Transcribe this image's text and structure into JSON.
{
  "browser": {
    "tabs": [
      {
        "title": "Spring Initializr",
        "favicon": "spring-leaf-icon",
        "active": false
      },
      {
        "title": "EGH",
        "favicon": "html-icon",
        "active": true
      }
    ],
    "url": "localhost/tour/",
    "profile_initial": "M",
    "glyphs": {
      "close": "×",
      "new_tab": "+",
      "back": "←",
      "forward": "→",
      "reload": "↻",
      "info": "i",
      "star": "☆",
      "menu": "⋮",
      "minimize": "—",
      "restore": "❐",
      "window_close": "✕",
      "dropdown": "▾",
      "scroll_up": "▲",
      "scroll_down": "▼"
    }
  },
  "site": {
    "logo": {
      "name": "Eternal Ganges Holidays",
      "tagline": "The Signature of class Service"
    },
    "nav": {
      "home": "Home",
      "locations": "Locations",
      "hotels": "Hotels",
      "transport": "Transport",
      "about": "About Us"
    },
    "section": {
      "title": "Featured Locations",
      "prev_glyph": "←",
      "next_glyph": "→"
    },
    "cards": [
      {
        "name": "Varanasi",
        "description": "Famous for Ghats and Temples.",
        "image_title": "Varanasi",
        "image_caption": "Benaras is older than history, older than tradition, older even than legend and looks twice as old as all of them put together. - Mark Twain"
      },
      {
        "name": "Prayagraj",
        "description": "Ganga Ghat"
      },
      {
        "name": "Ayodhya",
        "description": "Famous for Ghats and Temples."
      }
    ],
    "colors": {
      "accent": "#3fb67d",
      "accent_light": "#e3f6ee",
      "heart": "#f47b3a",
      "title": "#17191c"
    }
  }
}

****

- _Exercise_
Looking at the data above, show all lines where the word "Locations" occurs.

- _Complete answer_
      "locations": "Locations",
      "title": "Featured Locations",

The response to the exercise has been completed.